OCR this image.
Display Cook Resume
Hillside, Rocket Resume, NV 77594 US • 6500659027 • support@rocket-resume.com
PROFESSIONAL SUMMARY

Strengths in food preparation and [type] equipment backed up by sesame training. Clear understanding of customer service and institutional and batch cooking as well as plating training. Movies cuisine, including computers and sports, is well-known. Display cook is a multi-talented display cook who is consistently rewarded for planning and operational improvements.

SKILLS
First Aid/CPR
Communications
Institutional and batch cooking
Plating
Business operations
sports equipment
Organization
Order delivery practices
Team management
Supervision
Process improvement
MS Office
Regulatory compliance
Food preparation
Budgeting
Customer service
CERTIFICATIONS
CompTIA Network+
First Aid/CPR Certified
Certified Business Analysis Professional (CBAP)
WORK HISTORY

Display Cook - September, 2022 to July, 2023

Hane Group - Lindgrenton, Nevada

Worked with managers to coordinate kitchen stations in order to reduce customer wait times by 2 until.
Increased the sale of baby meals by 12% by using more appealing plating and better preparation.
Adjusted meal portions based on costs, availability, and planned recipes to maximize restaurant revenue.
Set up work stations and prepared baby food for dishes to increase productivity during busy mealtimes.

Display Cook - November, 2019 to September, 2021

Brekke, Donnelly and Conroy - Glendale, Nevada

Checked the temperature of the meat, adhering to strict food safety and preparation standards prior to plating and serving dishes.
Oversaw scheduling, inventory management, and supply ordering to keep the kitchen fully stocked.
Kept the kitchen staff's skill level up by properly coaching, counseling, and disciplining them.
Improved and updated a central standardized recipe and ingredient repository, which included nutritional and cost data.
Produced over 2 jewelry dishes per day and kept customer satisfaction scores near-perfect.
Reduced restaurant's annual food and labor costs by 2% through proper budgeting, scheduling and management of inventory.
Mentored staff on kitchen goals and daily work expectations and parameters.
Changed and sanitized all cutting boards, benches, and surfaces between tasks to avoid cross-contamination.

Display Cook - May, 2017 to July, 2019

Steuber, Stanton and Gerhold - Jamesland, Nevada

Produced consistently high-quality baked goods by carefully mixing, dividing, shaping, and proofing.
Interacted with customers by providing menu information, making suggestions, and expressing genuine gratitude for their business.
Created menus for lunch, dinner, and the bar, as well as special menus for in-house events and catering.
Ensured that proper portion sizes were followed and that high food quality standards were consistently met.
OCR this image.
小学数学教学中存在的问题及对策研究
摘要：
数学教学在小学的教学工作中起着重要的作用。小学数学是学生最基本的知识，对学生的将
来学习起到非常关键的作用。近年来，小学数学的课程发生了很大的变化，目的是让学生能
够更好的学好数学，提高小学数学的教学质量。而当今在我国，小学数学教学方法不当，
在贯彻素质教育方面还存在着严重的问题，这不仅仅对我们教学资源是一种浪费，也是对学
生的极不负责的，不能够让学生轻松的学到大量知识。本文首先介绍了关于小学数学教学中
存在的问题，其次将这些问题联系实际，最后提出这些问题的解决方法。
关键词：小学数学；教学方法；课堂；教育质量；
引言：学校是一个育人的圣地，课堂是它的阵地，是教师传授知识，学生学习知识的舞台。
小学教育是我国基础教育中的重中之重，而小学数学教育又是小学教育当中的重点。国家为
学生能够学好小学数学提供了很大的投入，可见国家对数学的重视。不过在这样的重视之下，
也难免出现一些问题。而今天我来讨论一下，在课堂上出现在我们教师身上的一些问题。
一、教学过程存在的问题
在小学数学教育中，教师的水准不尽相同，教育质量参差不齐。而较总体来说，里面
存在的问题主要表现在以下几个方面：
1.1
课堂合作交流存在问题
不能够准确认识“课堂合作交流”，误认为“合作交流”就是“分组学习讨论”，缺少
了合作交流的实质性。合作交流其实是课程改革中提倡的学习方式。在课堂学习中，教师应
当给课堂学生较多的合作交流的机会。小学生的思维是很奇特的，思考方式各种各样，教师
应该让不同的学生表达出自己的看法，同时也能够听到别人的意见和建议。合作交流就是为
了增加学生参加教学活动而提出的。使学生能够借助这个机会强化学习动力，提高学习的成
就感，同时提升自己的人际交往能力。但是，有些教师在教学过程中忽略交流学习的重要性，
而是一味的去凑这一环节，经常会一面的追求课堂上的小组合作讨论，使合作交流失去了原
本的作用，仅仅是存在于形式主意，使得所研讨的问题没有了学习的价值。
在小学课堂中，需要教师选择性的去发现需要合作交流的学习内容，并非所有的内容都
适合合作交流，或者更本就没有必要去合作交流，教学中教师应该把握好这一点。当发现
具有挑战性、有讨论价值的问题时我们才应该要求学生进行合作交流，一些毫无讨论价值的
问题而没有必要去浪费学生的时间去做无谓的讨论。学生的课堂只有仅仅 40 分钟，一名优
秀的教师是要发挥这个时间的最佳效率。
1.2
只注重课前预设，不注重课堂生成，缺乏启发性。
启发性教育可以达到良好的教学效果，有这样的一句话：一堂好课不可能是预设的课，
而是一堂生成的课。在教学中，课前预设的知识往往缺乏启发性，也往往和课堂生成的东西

**Short problem**: Set down the entries above again, word for word.

**Response to the exercise**:
OCR this image.
Display Cook Resume
Hillside, Rocket Resume, NV 77594 US • 6500659027 • support@rocket-resume.com
PROFESSIONAL SUMMARY

Strengths in food preparation and [type] equipment backed up by sesame training. Clear understanding of customer service and institutional and batch cooking as well as plating training. Movies cuisine, including computers and sports, is well-known. Display cook is a multi-talented display cook who is consistently rewarded for planning and operational improvements.

SKILLS
First Aid/CPR
Communications
Institutional and batch cooking
Plating
Business operations
sports equipment
Organization
Order delivery practices
Team management
Supervision
Process improvement
MS Office
Regulatory compliance
Food preparation
Budgeting
Customer service
CERTIFICATIONS
CompTIA Network+
First Aid/CPR Certified
Certified Business Analysis Professional (CBAP)
WORK HISTORY

Display Cook - September, 2022 to July, 2023

Hane Group - Lindgrenton, Nevada

Worked with managers to coordinate kitchen stations in order to reduce customer wait times by 2 until.
Increased the sale of baby meals by 12% by using more appealing plating and better preparation.
Adjusted meal portions based on costs, availability, and planned recipes to maximize restaurant revenue.
Set up work stations and prepared baby food for dishes to increase productivity during busy mealtimes.

Display Cook - November, 2019 to September, 2021

Brekke, Donnelly and Conroy - Glendale, Nevada

Checked the temperature of the meat, adhering to strict food safety and preparation standards prior to plating and serving dishes.
Oversaw scheduling, inventory management, and supply ordering to keep the kitchen fully stocked.
Kept the kitchen staff's skill level up by properly coaching, counseling, and disciplining them.
Improved and updated a central standardized recipe and ingredient repository, which included nutritional and cost data.
Produced over 2 jewelry dishes per day and kept customer satisfaction scores near-perfect.
Reduced restaurant's annual food and labor costs by 2% through proper budgeting, scheduling and management of inventory.
Mentored staff on kitchen goals and daily work expectations and parameters.
Changed and sanitized all cutting boards, benches, and surfaces between tasks to avoid cross-contamination.

Display Cook - May, 2017 to July, 2019

Steuber, Stanton and Gerhold - Jamesland, Nevada

Produced consistently high-quality baked goods by carefully mixing, dividing, shaping, and proofing.
Interacted with customers by providing menu information, making suggestions, and expressing genuine gratitude for their business.
Created menus for lunch, dinner, and the bar, as well as special menus for in-house events and catering.
Ensured that proper portion sizes were followed and that high food quality standards were consistently met.
OCR this image.
小学数学教学中存在的问题及对策研究
摘要：
数学教学在小学的教学工作中起着重要的作用。小学数学是学生最基本的知识，对学生的将
来学习起到非常关键的作用。近年来，小学数学的课程发生了很大的变化，目的是让学生能
够更好的学好数学，提高小学数学的教学质量。而当今在我国，小学数学教学方法不当，
在贯彻素质教育方面还存在着严重的问题，这不仅仅对我们教学资源是一种浪费，也是对学
生的极不负责的，不能够让学生轻松的学到大量知识。本文首先介绍了关于小学数学教学中
存在的问题，其次将这些问题联系实际，最后提出这些问题的解决方法。
关键词：小学数学；教学方法；课堂；教育质量；
引言：学校是一个育人的圣地，课堂是它的阵地，是教师传授知识，学生学习知识的舞台。
小学教育是我国基础教育中的重中之重，而小学数学教育又是小学教育当中的重点。国家为
学生能够学好小学数学提供了很大的投入，可见国家对数学的重视。不过在这样的重视之下，
也难免出现一些问题。而今天我来讨论一下，在课堂上出现在我们教师身上的一些问题。
一、教学过程存在的问题
在小学数学教育中，教师的水准不尽相同，教育质量参差不齐。而较总体来说，里面
存在的问题主要表现在以下几个方面：
1.1
课堂合作交流存在问题
不能够准确认识“课堂合作交流”，误认为“合作交流”就是“分组学习讨论”，缺少
了合作交流的实质性。合作交流其实是课程改革中提倡的学习方式。在课堂学习中，教师应
当给课堂学生较多的合作交流的机会。小学生的思维是很奇特的，思考方式各种各样，教师
应该让不同的学生表达出自己的看法，同时也能够听到别人的意见和建议。合作交流就是为
了增加学生参加教学活动而提出的。使学生能够借助这个机会强化学习动力，提高学习的成
就感，同时提升自己的人际交往能力。但是，有些教师在教学过程中忽略交流学习的重要性，
而是一味的去凑这一环节，经常会一面的追求课堂上的小组合作讨论，使合作交流失去了原
本的作用，仅仅是存在于形式主意，使得所研讨的问题没有了学习的价值。
在小学课堂中，需要教师选择性的去发现需要合作交流的学习内容，并非所有的内容都
适合合作交流，或者更本就没有必要去合作交流，教学中教师应该把握好这一点。当发现
具有挑战性、有讨论价值的问题时我们才应该要求学生进行合作交流，一些毫无讨论价值的
问题而没有必要去浪费学生的时间去做无谓的讨论。学生的课堂只有仅仅 40 分钟，一名优
秀的教师是要发挥这个时间的最佳效率。
1.2
只注重课前预设，不注重课堂生成，缺乏启发性。
启发性教育可以达到良好的教学效果，有这样的一句话：一堂好课不可能是预设的课，
而是一堂生成的课。在教学中，课前预设的知识往往缺乏启发性，也往往和课堂生成的东西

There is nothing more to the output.